#### [Exercise instructions]
Using the listing beneath this task, count the lines with the word "structured" and write only the result.

##########

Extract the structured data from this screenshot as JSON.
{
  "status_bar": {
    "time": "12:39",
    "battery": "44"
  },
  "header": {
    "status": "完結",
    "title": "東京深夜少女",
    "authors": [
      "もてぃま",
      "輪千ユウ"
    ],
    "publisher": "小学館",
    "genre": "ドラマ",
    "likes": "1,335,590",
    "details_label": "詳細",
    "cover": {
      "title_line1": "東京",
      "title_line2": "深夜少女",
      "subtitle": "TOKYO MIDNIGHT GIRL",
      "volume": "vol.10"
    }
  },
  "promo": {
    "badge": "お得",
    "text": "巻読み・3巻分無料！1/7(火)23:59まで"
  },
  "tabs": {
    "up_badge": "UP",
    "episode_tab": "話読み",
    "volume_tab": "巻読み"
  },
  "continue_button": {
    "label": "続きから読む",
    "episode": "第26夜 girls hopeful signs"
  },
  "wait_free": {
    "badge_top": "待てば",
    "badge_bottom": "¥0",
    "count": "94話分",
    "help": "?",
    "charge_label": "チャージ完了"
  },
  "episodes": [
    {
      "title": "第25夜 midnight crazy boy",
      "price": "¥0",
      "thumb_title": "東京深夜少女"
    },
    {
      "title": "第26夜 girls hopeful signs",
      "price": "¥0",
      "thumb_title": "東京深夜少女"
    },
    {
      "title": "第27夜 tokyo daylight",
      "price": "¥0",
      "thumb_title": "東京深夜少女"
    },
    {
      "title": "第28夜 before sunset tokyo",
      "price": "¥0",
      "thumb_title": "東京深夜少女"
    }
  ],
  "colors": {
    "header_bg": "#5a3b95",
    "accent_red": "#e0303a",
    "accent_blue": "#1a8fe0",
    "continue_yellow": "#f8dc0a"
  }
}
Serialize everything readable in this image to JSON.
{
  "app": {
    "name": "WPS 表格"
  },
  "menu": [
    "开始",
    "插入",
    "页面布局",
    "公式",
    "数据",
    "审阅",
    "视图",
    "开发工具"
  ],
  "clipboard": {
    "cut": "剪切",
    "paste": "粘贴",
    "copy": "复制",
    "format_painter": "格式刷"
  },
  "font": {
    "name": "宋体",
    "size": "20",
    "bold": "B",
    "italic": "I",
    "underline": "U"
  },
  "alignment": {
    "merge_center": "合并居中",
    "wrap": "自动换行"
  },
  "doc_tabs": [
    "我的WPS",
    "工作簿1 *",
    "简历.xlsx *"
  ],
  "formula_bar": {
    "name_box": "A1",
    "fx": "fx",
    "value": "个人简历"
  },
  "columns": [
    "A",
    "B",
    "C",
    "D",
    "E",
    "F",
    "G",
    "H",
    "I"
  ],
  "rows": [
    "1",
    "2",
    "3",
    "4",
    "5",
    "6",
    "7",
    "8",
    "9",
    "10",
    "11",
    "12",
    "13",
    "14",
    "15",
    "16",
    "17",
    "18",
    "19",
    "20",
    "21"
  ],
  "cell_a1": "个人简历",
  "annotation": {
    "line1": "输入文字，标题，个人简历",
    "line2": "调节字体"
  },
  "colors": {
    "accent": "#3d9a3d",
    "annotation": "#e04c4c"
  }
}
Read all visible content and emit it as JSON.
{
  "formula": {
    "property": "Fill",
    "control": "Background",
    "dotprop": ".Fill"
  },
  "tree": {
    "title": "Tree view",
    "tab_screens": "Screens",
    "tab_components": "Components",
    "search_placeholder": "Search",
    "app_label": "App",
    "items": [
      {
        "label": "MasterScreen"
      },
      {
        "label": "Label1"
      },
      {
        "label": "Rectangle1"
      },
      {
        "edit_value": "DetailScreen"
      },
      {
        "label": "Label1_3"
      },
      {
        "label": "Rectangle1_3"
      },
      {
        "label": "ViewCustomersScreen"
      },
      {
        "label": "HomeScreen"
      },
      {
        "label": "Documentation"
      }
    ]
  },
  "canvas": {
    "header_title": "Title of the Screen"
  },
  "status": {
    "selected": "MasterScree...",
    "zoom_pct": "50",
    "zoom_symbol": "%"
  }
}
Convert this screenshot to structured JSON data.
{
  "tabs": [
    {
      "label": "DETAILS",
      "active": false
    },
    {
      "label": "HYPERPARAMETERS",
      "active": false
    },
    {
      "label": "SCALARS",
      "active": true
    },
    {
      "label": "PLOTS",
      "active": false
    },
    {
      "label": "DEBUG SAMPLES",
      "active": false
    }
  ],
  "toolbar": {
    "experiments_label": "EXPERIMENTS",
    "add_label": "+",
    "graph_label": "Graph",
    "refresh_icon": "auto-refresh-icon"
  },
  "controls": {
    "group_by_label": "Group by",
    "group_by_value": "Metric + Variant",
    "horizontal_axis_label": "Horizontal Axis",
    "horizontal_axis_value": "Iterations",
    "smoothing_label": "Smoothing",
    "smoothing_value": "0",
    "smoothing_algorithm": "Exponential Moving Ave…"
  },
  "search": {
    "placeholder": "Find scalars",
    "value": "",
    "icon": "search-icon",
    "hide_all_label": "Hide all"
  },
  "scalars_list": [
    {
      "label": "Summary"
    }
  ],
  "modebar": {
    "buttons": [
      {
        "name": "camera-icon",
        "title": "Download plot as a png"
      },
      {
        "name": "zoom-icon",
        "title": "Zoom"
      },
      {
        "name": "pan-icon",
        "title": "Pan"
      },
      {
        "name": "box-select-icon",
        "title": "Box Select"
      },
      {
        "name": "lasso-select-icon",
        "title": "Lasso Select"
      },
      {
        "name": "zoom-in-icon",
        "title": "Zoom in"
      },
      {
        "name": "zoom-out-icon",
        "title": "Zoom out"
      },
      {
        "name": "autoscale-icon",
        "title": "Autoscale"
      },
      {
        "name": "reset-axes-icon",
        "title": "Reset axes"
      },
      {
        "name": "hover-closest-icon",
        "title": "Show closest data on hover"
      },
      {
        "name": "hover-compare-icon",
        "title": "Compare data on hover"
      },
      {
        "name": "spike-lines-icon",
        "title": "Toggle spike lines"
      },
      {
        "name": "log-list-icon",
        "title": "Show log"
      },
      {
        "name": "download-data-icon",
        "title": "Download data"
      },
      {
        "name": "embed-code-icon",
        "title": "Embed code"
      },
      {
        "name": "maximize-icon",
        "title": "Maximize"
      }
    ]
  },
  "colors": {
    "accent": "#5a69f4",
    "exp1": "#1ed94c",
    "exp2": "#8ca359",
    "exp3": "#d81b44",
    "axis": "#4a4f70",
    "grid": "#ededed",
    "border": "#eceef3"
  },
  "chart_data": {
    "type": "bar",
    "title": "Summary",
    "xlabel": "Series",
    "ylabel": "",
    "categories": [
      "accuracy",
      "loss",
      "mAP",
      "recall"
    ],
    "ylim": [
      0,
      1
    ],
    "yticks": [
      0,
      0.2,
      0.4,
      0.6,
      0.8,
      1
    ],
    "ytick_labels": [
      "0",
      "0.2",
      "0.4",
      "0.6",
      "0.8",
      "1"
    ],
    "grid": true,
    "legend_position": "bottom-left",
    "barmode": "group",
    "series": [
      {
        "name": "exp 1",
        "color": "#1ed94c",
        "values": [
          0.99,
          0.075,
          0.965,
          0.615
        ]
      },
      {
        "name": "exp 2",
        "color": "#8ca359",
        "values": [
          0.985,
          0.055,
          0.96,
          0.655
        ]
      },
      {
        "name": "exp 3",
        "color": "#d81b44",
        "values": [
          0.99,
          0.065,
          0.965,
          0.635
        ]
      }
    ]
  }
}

##########

#### [Solution to this task]
2